A run of records:
------
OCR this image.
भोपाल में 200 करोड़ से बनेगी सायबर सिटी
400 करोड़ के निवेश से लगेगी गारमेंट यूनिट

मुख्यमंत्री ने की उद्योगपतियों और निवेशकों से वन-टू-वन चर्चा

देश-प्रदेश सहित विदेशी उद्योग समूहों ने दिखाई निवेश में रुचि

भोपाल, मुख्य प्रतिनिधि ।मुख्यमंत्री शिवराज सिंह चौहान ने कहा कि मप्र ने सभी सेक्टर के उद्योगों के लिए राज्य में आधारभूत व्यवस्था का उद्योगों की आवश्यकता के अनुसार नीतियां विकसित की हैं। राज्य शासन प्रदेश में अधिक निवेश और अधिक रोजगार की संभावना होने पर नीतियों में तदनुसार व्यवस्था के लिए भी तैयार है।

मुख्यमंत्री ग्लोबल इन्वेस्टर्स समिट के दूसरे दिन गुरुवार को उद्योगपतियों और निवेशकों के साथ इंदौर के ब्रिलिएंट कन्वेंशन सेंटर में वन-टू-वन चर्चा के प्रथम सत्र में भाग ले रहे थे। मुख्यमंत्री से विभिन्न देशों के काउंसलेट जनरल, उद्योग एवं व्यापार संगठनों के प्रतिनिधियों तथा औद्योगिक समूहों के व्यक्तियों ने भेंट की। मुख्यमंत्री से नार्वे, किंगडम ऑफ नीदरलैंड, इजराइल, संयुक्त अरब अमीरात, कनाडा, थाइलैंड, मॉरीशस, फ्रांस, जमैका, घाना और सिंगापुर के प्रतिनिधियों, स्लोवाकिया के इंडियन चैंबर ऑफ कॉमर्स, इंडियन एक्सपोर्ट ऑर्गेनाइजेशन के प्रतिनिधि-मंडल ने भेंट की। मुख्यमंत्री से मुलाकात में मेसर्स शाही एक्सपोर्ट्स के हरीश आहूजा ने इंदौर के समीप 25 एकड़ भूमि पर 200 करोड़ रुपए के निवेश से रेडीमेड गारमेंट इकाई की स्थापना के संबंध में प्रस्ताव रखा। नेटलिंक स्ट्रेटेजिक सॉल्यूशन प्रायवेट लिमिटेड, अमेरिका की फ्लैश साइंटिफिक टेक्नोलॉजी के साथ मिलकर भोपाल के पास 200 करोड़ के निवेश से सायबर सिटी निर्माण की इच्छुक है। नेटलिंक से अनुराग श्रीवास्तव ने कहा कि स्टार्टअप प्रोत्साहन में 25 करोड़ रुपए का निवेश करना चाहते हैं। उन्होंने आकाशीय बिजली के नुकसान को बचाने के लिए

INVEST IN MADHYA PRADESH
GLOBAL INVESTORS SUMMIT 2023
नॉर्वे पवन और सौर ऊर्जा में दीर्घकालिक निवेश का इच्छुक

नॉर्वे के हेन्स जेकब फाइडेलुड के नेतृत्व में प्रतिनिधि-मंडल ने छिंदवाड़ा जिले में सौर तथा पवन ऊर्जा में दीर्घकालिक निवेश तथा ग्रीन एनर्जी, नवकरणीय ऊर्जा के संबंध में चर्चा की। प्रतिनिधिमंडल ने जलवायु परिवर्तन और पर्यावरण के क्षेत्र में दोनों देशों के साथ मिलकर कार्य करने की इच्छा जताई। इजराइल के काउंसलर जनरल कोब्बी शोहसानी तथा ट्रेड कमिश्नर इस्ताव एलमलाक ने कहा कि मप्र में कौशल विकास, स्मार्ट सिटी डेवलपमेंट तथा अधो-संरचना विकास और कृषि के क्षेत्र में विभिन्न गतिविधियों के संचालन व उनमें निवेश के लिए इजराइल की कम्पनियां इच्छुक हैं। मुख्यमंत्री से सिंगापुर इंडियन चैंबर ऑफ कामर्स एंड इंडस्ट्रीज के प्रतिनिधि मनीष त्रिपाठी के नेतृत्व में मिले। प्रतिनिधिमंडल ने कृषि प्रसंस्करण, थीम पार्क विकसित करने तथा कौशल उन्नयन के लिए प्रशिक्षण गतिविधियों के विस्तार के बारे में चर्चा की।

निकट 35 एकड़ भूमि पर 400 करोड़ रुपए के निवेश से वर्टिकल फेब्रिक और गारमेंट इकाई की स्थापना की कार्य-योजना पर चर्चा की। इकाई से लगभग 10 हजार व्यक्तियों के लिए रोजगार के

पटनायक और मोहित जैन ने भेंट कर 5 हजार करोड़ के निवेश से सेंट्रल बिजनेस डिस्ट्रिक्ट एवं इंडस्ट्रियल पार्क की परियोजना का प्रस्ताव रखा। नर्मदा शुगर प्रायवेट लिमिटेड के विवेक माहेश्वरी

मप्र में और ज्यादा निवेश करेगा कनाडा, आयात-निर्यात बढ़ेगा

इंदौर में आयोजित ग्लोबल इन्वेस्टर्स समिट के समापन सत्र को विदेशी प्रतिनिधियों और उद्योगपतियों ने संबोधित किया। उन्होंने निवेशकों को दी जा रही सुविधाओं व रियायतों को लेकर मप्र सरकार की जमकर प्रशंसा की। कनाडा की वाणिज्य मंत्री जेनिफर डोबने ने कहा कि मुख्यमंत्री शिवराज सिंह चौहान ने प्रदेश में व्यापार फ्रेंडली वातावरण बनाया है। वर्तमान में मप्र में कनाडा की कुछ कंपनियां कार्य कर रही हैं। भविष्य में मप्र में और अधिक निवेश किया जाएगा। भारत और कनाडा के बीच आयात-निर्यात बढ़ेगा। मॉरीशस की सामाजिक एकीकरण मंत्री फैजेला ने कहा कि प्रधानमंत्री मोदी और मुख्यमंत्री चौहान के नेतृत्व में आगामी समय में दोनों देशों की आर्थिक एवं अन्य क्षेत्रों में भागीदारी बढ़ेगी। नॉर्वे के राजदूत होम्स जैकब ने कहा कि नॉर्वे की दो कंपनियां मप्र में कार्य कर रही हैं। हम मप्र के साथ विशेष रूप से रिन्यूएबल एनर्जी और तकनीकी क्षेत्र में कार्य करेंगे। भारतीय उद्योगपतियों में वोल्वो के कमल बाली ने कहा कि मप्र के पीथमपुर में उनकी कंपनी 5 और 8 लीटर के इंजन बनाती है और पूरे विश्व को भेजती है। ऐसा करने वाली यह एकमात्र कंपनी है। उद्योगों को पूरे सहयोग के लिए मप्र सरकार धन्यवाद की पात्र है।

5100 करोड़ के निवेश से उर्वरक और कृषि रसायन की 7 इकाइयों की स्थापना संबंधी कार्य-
------
WHAT YOU WILL DO:
Take the entries above and transcribe them in full.

WRITTEN RESPONSE:
OCR this image.
भोपाल में 200 करोड़ से बनेगी सायबर सिटी
400 करोड़ के निवेश से लगेगी गारमेंट यूनिट

मुख्यमंत्री ने की उद्योगपतियों और निवेशकों से वन-टू-वन चर्चा

देश-प्रदेश सहित विदेशी उद्योग समूहों ने दिखाई निवेश में रुचि

भोपाल, मुख्य प्रतिनिधि ।मुख्यमंत्री शिवराज सिंह चौहान ने कहा कि मप्र ने सभी सेक्टर के उद्योगों के लिए राज्य में आधारभूत व्यवस्था का उद्योगों की आवश्यकता के अनुसार नीतियां विकसित की हैं। राज्य शासन प्रदेश में अधिक निवेश और अधिक रोजगार की संभावना होने पर नीतियों में तदनुसार व्यवस्था के लिए भी तैयार है।

मुख्यमंत्री ग्लोबल इन्वेस्टर्स समिट के दूसरे दिन गुरुवार को उद्योगपतियों और निवेशकों के साथ इंदौर के ब्रिलिएंट कन्वेंशन सेंटर में वन-टू-वन चर्चा के प्रथम सत्र में भाग ले रहे थे। मुख्यमंत्री से विभिन्न देशों के काउंसलेट जनरल, उद्योग एवं व्यापार संगठनों के प्रतिनिधियों तथा औद्योगिक समूहों के व्यक्तियों ने भेंट की। मुख्यमंत्री से नार्वे, किंगडम ऑफ नीदरलैंड, इजराइल, संयुक्त अरब अमीरात, कनाडा, थाइलैंड, मॉरीशस, फ्रांस, जमैका, घाना और सिंगापुर के प्रतिनिधियों, स्लोवाकिया के इंडियन चैंबर ऑफ कॉमर्स, इंडियन एक्सपोर्ट ऑर्गेनाइजेशन के प्रतिनिधि-मंडल ने भेंट की। मुख्यमंत्री से मुलाकात में मेसर्स शाही एक्सपोर्ट्स के हरीश आहूजा ने इंदौर के समीप 25 एकड़ भूमि पर 200 करोड़ रुपए के निवेश से रेडीमेड गारमेंट इकाई की स्थापना के संबंध में प्रस्ताव रखा। नेटलिंक स्ट्रेटेजिक सॉल्यूशन प्रायवेट लिमिटेड, अमेरिका की फ्लैश साइंटिफिक टेक्नोलॉजी के साथ मिलकर भोपाल के पास 200 करोड़ के निवेश से सायबर सिटी निर्माण की इच्छुक है। नेटलिंक से अनुराग श्रीवास्तव ने कहा कि स्टार्टअप प्रोत्साहन में 25 करोड़ रुपए का निवेश करना चाहते हैं। उन्होंने आकाशीय बिजली के नुकसान को बचाने के लिए

INVEST IN MADHYA PRADESH
GLOBAL INVESTORS SUMMIT 2023
नॉर्वे पवन और सौर ऊर्जा में दीर्घकालिक निवेश का इच्छुक

नॉर्वे के हेन्स जेकब फाइडेलुड के नेतृत्व में प्रतिनिधि-मंडल ने छिंदवाड़ा जिले में सौर तथा पवन ऊर्जा में दीर्घकालिक निवेश तथा ग्रीन एनर्जी, नवकरणीय ऊर्जा के संबंध में चर्चा की। प्रतिनिधिमंडल ने जलवायु परिवर्तन और पर्यावरण के क्षेत्र में दोनों देशों के साथ मिलकर कार्य करने की इच्छा जताई। इजराइल के काउंसलर जनरल कोब्बी शोहसानी तथा ट्रेड कमिश्नर इस्ताव एलमलाक ने कहा कि मप्र में कौशल विकास, स्मार्ट सिटी डेवलपमेंट तथा अधो-संरचना विकास और कृषि के क्षेत्र में विभिन्न गतिविधियों के संचालन व उनमें निवेश के लिए इजराइल की कम्पनियां इच्छुक हैं। मुख्यमंत्री से सिंगापुर इंडियन चैंबर ऑफ कामर्स एंड इंडस्ट्रीज के प्रतिनिधि मनीष त्रिपाठी के नेतृत्व में मिले। प्रतिनिधिमंडल ने कृषि प्रसंस्करण, थीम पार्क विकसित करने तथा कौशल उन्नयन के लिए प्रशिक्षण गतिविधियों के विस्तार के बारे में चर्चा की।

निकट 35 एकड़ भूमि पर 400 करोड़ रुपए के निवेश से वर्टिकल फेब्रिक और गारमेंट इकाई की स्थापना की कार्य-योजना पर चर्चा की। इकाई से लगभग 10 हजार व्यक्तियों के लिए रोजगार के

पटनायक और मोहित जैन ने भेंट कर 5 हजार करोड़ के निवेश से सेंट्रल बिजनेस डिस्ट्रिक्ट एवं इंडस्ट्रियल पार्क की परियोजना का प्रस्ताव रखा। नर्मदा शुगर प्रायवेट लिमिटेड के विवेक माहेश्वरी

मप्र में और ज्यादा निवेश करेगा कनाडा, आयात-निर्यात बढ़ेगा

इंदौर में आयोजित ग्लोबल इन्वेस्टर्स समिट के समापन सत्र को विदेशी प्रतिनिधियों और उद्योगपतियों ने संबोधित किया। उन्होंने निवेशकों को दी जा रही सुविधाओं व रियायतों को लेकर मप्र सरकार की जमकर प्रशंसा की। कनाडा की वाणिज्य मंत्री जेनिफर डोबने ने कहा कि मुख्यमंत्री शिवराज सिंह चौहान ने प्रदेश में व्यापार फ्रेंडली वातावरण बनाया है। वर्तमान में मप्र में कनाडा की कुछ कंपनियां कार्य कर रही हैं। भविष्य में मप्र में और अधिक निवेश किया जाएगा। भारत और कनाडा के बीच आयात-निर्यात बढ़ेगा। मॉरीशस की सामाजिक एकीकरण मंत्री फैजेला ने कहा कि प्रधानमंत्री मोदी और मुख्यमंत्री चौहान के नेतृत्व में आगामी समय में दोनों देशों की आर्थिक एवं अन्य क्षेत्रों में भागीदारी बढ़ेगी। नॉर्वे के राजदूत होम्स जैकब ने कहा कि नॉर्वे की दो कंपनियां मप्र में कार्य कर रही हैं। हम मप्र के साथ विशेष रूप से रिन्यूएबल एनर्जी और तकनीकी क्षेत्र में कार्य करेंगे। भारतीय उद्योगपतियों में वोल्वो के कमल बाली ने कहा कि मप्र के पीथमपुर में उनकी कंपनी 5 और 8 लीटर के इंजन बनाती है और पूरे विश्व को भेजती है। ऐसा करने वाली यह एकमात्र कंपनी है। उद्योगों को पूरे सहयोग के लिए मप्र सरकार धन्यवाद की पात्र है।

5100 करोड़ के निवेश से उर्वरक और कृषि रसायन की 7 इकाइयों की स्थापना संबंधी कार्य-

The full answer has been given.